Problem details:
Transcribe exactly the stretch of lines beginning at the one containing "Output a JSON" and closing with the last line of the entries below. Omit images.

_ _ _

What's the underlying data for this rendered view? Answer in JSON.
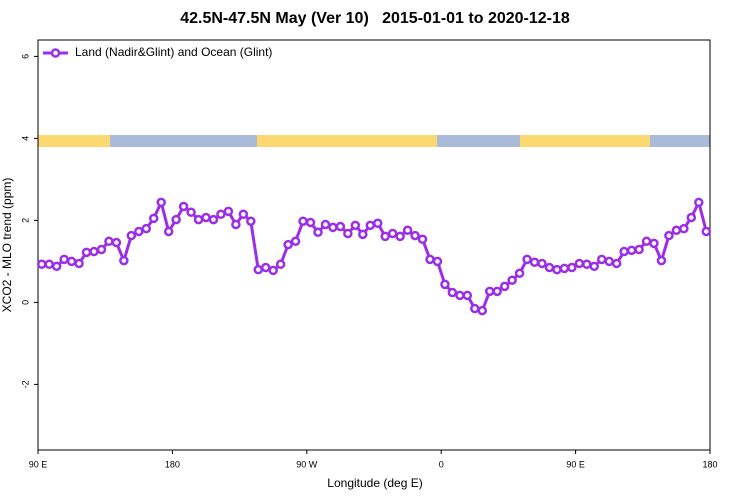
{
  "chart_data": {
    "type": "line",
    "title": "42.5N-47.5N May (Ver 10)   2015-01-01 to 2020-12-18",
    "xlabel": "Longitude (deg E)",
    "ylabel": "XCO2 - MLO trend (ppm)",
    "xlim": [
      90,
      540
    ],
    "ylim": [
      -3.6,
      6.4
    ],
    "xticks": [
      {
        "value": 90,
        "label": "90 E"
      },
      180,
      {
        "value": 270,
        "label": "90 W"
      },
      {
        "value": 360,
        "label": "0"
      },
      {
        "value": 450,
        "label": "90 E"
      },
      {
        "value": 540,
        "label": "180"
      }
    ],
    "yticks": [
      -2,
      0,
      2,
      4,
      6
    ],
    "legend": "upper left",
    "x": [
      92.5,
      97.5,
      102.5,
      107.5,
      112.5,
      117.5,
      122.5,
      127.5,
      132.5,
      137.5,
      142.5,
      147.5,
      152.5,
      157.5,
      162.5,
      167.5,
      172.5,
      177.5,
      182.5,
      187.5,
      192.5,
      197.5,
      202.5,
      207.5,
      212.5,
      217.5,
      222.5,
      227.5,
      232.5,
      237.5,
      242.5,
      247.5,
      252.5,
      257.5,
      262.5,
      267.5,
      272.5,
      277.5,
      282.5,
      287.5,
      292.5,
      297.5,
      302.5,
      307.5,
      312.5,
      317.5,
      322.5,
      327.5,
      332.5,
      337.5,
      342.5,
      347.5,
      352.5,
      357.5,
      362.5,
      367.5,
      372.5,
      377.5,
      382.5,
      387.5,
      392.5,
      397.5,
      402.5,
      407.5,
      412.5,
      417.5,
      422.5,
      427.5,
      432.5,
      437.5,
      442.5,
      447.5,
      452.5,
      457.5,
      462.5,
      467.5,
      472.5,
      477.5,
      482.5,
      487.5,
      492.5,
      497.5,
      502.5,
      507.5,
      512.5,
      517.5,
      522.5,
      527.5,
      532.5,
      537.5
    ],
    "series": [
      {
        "name": "Land (Nadir&Glint) and Ocean (Glint)",
        "color": "#9b2ee6",
        "values": [
          0.93,
          0.93,
          0.88,
          1.05,
          1.0,
          0.95,
          1.22,
          1.24,
          1.29,
          1.49,
          1.46,
          1.02,
          1.63,
          1.73,
          1.8,
          2.05,
          2.44,
          1.73,
          2.02,
          2.34,
          2.2,
          2.02,
          2.07,
          2.02,
          2.15,
          2.22,
          1.9,
          2.15,
          1.98,
          0.8,
          0.85,
          0.78,
          0.93,
          1.41,
          1.49,
          1.98,
          1.95,
          1.71,
          1.9,
          1.83,
          1.85,
          1.68,
          1.88,
          1.66,
          1.88,
          1.93,
          1.61,
          1.68,
          1.61,
          1.76,
          1.63,
          1.54,
          1.05,
          1.0,
          0.44,
          0.24,
          0.17,
          0.17,
          -0.15,
          -0.2,
          0.27,
          0.27,
          0.39,
          0.54,
          0.71,
          1.05,
          0.98,
          0.95,
          0.85,
          0.8,
          0.83,
          0.85,
          0.95,
          0.93,
          0.88,
          1.05,
          1.0,
          0.95,
          1.24,
          1.27,
          1.29,
          1.49,
          1.44,
          1.02,
          1.63,
          1.76,
          1.8,
          2.07,
          2.44,
          1.73
        ]
      }
    ]
  }
}
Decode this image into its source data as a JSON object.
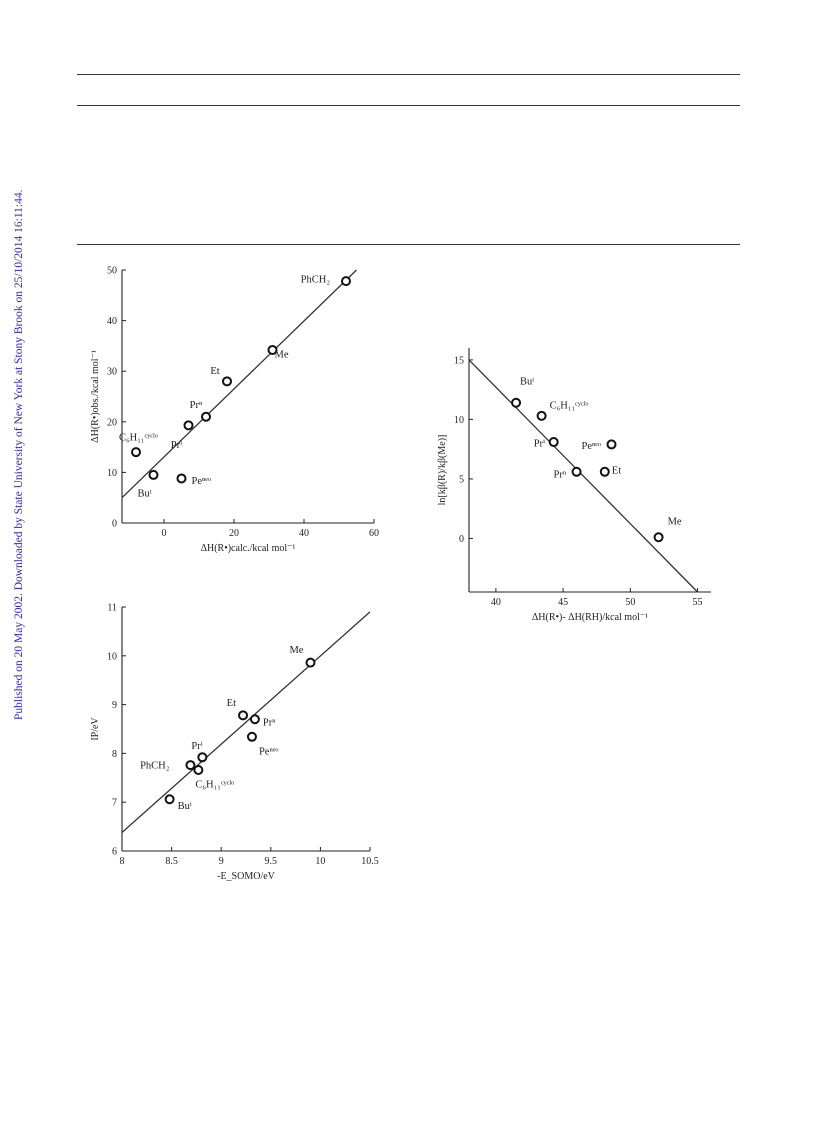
{
  "watermark": "Published on 20 May 2002. Downloaded by State University of New York at Stony Brook on 25/10/2014 16:11:44.",
  "chart_data": [
    {
      "type": "scatter",
      "xlim": [
        -12,
        60
      ],
      "ylim": [
        0,
        50
      ],
      "xticks": [
        "0",
        "20",
        "40",
        "60"
      ],
      "yticks": [
        "0",
        "10",
        "20",
        "30",
        "40",
        "50"
      ],
      "xlabel": "ΔH(R•)calc./kcal mol⁻¹",
      "ylabel": "ΔH(R•)obs./kcal mol⁻¹",
      "fit_line": {
        "x": [
          -12,
          55
        ],
        "y": [
          5,
          50
        ]
      },
      "points": [
        {
          "x": 52,
          "y": 47.8,
          "label": "PhCH₂"
        },
        {
          "x": 31,
          "y": 34.2,
          "label": "Me"
        },
        {
          "x": 18,
          "y": 28,
          "label": "Et"
        },
        {
          "x": 12,
          "y": 21,
          "label": "Prⁿ"
        },
        {
          "x": 7,
          "y": 19.3,
          "label": "Prⁱ"
        },
        {
          "x": -8,
          "y": 14,
          "label": "C₆H₁₁ᶜʸᶜˡᵒ"
        },
        {
          "x": -3,
          "y": 9.5,
          "label": "Buᵗ"
        },
        {
          "x": 5,
          "y": 8.8,
          "label": "Peⁿᵉᵒ"
        }
      ]
    },
    {
      "type": "scatter",
      "xlim": [
        38,
        56
      ],
      "ylim": [
        -4.5,
        16
      ],
      "xticks": [
        "40",
        "45",
        "50",
        "55"
      ],
      "yticks": [
        "0",
        "5",
        "10",
        "15"
      ],
      "xlabel": "ΔH(R•)- ΔH(RH)/kcal mol⁻¹",
      "ylabel": "ln[kβ(R)/kβ(Me)]",
      "fit_line": {
        "x": [
          38,
          55
        ],
        "y": [
          15,
          -4.5
        ]
      },
      "points": [
        {
          "x": 41.5,
          "y": 11.4,
          "label": "Buᵗ"
        },
        {
          "x": 43.4,
          "y": 10.3,
          "label": "C₆H₁₁ᶜʸᶜˡᵒ"
        },
        {
          "x": 44.3,
          "y": 8.1,
          "label": "Prⁱ"
        },
        {
          "x": 48.6,
          "y": 7.9,
          "label": "Peⁿᵉᵒ"
        },
        {
          "x": 46,
          "y": 5.6,
          "label": "Prⁿ"
        },
        {
          "x": 48.1,
          "y": 5.6,
          "label": "Et"
        },
        {
          "x": 52.1,
          "y": 0.1,
          "label": "Me"
        }
      ]
    },
    {
      "type": "scatter",
      "xlim": [
        8,
        10.5
      ],
      "ylim": [
        6,
        11
      ],
      "xticks": [
        "8",
        "8.5",
        "9",
        "9.5",
        "10",
        "10.5"
      ],
      "yticks": [
        "6",
        "7",
        "8",
        "9",
        "10",
        "11"
      ],
      "xlabel": "-E_SOMO/eV",
      "ylabel": "IP/eV",
      "fit_line": {
        "x": [
          8,
          10.5
        ],
        "y": [
          6.38,
          10.9
        ]
      },
      "points": [
        {
          "x": 9.9,
          "y": 9.86,
          "label": "Me"
        },
        {
          "x": 9.22,
          "y": 8.78,
          "label": "Et"
        },
        {
          "x": 9.34,
          "y": 8.7,
          "label": "Prⁿ"
        },
        {
          "x": 9.31,
          "y": 8.34,
          "label": "Peⁿᵉᵒ"
        },
        {
          "x": 8.81,
          "y": 7.92,
          "label": "Prⁱ"
        },
        {
          "x": 8.69,
          "y": 7.76,
          "label": "PhCH₂"
        },
        {
          "x": 8.77,
          "y": 7.66,
          "label": "C₆H₁₁ᶜʸᶜˡᵒ"
        },
        {
          "x": 8.48,
          "y": 7.06,
          "label": "Buᵗ"
        }
      ]
    }
  ]
}
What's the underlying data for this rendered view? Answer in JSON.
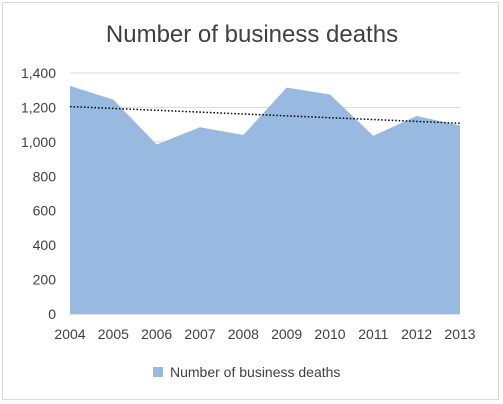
{
  "chart_data": {
    "type": "area",
    "title": "Number of business deaths",
    "categories": [
      "2004",
      "2005",
      "2006",
      "2007",
      "2008",
      "2009",
      "2010",
      "2011",
      "2012",
      "2013"
    ],
    "series": [
      {
        "name": "Number of business deaths",
        "values": [
          1325,
          1245,
          985,
          1085,
          1040,
          1315,
          1275,
          1035,
          1150,
          1095
        ],
        "color": "#98b9e0"
      }
    ],
    "trendline": {
      "type": "linear",
      "style": "dotted",
      "color": "#000000",
      "start_value": 1205,
      "end_value": 1108
    },
    "ylim": [
      0,
      1400
    ],
    "yticks": [
      "0",
      "200",
      "400",
      "600",
      "800",
      "1,000",
      "1,200",
      "1,400"
    ],
    "ytick_values": [
      0,
      200,
      400,
      600,
      800,
      1000,
      1200,
      1400
    ],
    "grid": true,
    "gridline_color": "#d9d9d9",
    "legend_position": "bottom",
    "xlabel": "",
    "ylabel": ""
  }
}
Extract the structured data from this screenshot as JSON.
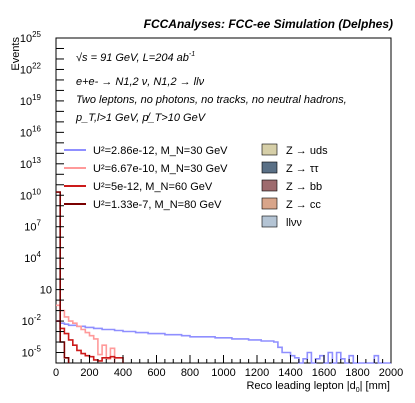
{
  "chart_data": {
    "type": "histogram",
    "title": "FCCAnalyses: FCC-ee Simulation (Delphes)",
    "ylabel": "Events",
    "xlabel": "Reco leading lepton |d",
    "xlabel_sub": "0",
    "xlabel_unit": "| [mm]",
    "xlim": [
      0,
      2000
    ],
    "ylim_exponent": [
      -6,
      25
    ],
    "log_y": true,
    "x_ticks": [
      "0",
      "200",
      "400",
      "600",
      "800",
      "1000",
      "1200",
      "1400",
      "1600",
      "1800",
      "2000"
    ],
    "y_ticks": [
      {
        "exp": 25,
        "label": "25"
      },
      {
        "exp": 22,
        "label": "22"
      },
      {
        "exp": 19,
        "label": "19"
      },
      {
        "exp": 16,
        "label": "16"
      },
      {
        "exp": 13,
        "label": "13"
      },
      {
        "exp": 10,
        "label": "10"
      },
      {
        "exp": 7,
        "label": "7"
      },
      {
        "exp": 4,
        "label": "4"
      },
      {
        "exp": 1,
        "label": "10"
      },
      {
        "exp": -2,
        "label": "-2"
      },
      {
        "exp": -5,
        "label": "-5"
      }
    ],
    "annotations": [
      "√s = 91 GeV, L=204 ab",
      "e+e- → N1,2 ν, N1,2 → llν",
      "Two leptons, no photons, no tracks, no neutral hadrons,",
      "p_T,l>1 GeV, p̸_T>10 GeV"
    ],
    "background_legend": [
      {
        "name": "Z → uds",
        "color": "#d6cfa8"
      },
      {
        "name": "Z → ττ",
        "color": "#5a7086"
      },
      {
        "name": "Z → bb",
        "color": "#9e6b6e"
      },
      {
        "name": "Z → cc",
        "color": "#d8a58a"
      },
      {
        "name": "llνν",
        "color": "#b4c4d4"
      }
    ],
    "bin_width": 25,
    "series": [
      {
        "name": "U²=2.86e-12, M_N=30 GeV",
        "color": "#8f8fff",
        "values": [
          -2.0,
          -2.2,
          -2.3,
          -2.4,
          -2.4,
          -2.5,
          -2.5,
          -2.6,
          -2.6,
          -2.7,
          -2.7,
          -2.8,
          -2.8,
          -2.8,
          -2.9,
          -2.9,
          -3.0,
          -3.0,
          -3.0,
          -3.1,
          -3.1,
          -3.1,
          -3.2,
          -3.2,
          -3.2,
          -3.2,
          -3.3,
          -3.3,
          -3.3,
          -3.3,
          -3.4,
          -3.4,
          -3.5,
          -3.5,
          -3.5,
          -3.5,
          -3.5,
          -3.5,
          -3.6,
          -3.6,
          -3.6,
          -3.6,
          -3.7,
          -3.7,
          -3.7,
          -3.7,
          -3.8,
          -3.8,
          -3.8,
          -3.9,
          -3.9,
          -3.9,
          -4.0,
          -4.5,
          -5.0,
          -5.0,
          -5.3,
          -5.5,
          -6.0,
          -5.6,
          -5.0,
          -6.0,
          -5.6,
          -5.3,
          -6.0,
          -5.0,
          -6.0,
          -5.0,
          -5.6,
          -6.0,
          -5.3,
          -6.0,
          -6.0,
          -6.0,
          -6.0,
          -6.0,
          -5.3,
          -6.0,
          -6.0,
          -6.0
        ]
      },
      {
        "name": "U²=6.67e-10, M_N=30 GeV",
        "color": "#ff9a9a",
        "values": [
          -0.5,
          -1.0,
          -1.6,
          -2.0,
          -2.2,
          -2.5,
          -2.8,
          -3.1,
          -3.4,
          -3.7,
          -5.2,
          -4.3,
          -5.6,
          -4.6
        ]
      },
      {
        "name": "U²=5e-12, M_N=60 GeV",
        "color": "#cc1a1a",
        "values": [
          -2.0,
          -2.7,
          -3.2,
          -3.8,
          -4.3,
          -4.8,
          -5.1,
          -5.3,
          -5.4,
          -5.7,
          -5.8,
          -5.5,
          -5.5,
          -5.4,
          -5.5,
          -5.5
        ]
      },
      {
        "name": "U²=1.33e-7, M_N=80 GeV",
        "color": "#7a0000",
        "values": [
          10.3,
          -4.0,
          -5.5
        ]
      }
    ]
  }
}
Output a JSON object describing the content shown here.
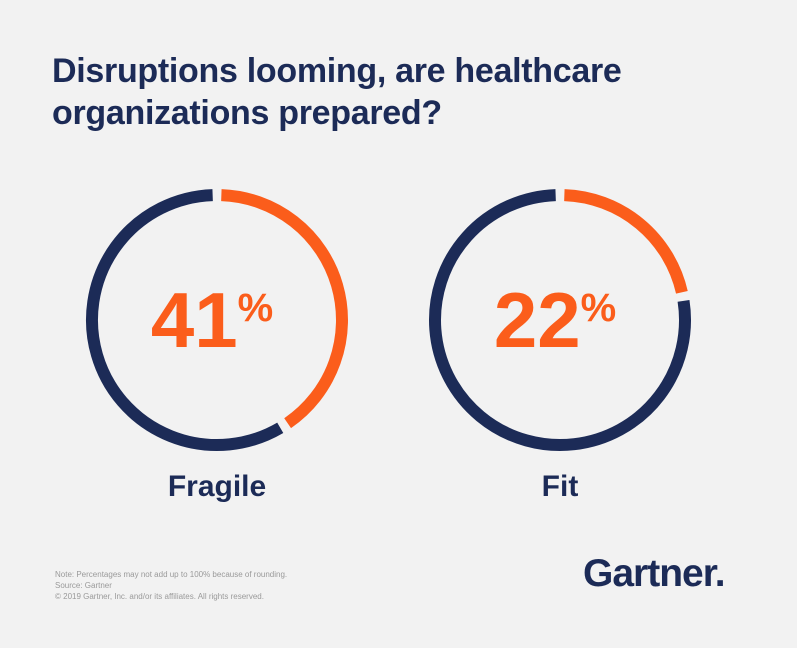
{
  "title": {
    "line1": "Disruptions looming, are healthcare",
    "line2": "organizations prepared?"
  },
  "chart_data": {
    "type": "pie",
    "variant": "donut",
    "title": "Disruptions looming, are healthcare organizations prepared?",
    "categories": [
      "Fragile",
      "Fit"
    ],
    "values": [
      41,
      22
    ],
    "unit": "%",
    "colors": {
      "highlight": "#fb5d1b",
      "remainder": "#1c2b57"
    }
  },
  "footnotes": {
    "note": "Note: Percentages may not add up to 100% because of rounding.",
    "source": "Source: Gartner",
    "copyright": "© 2019 Gartner, Inc. and/or its affiliates. All rights reserved."
  },
  "brand": {
    "name": "Gartner."
  }
}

_ _ _

Solution for this problem:
Output a JSON object describing the content shown here.
{
  "title": {
    "line1": "Disruptions looming, are healthcare",
    "line2": "organizations prepared?"
  },
  "chart_data": {
    "type": "pie",
    "variant": "donut",
    "title": "Disruptions looming, are healthcare organizations prepared?",
    "categories": [
      "Fragile",
      "Fit"
    ],
    "values": [
      41,
      22
    ],
    "unit": "%",
    "colors": {
      "highlight": "#fb5d1b",
      "remainder": "#1c2b57"
    }
  },
  "footnotes": {
    "note": "Note: Percentages may not add up to 100% because of rounding.",
    "source": "Source: Gartner",
    "copyright": "© 2019 Gartner, Inc. and/or its affiliates. All rights reserved."
  },
  "brand": {
    "name": "Gartner."
  }
}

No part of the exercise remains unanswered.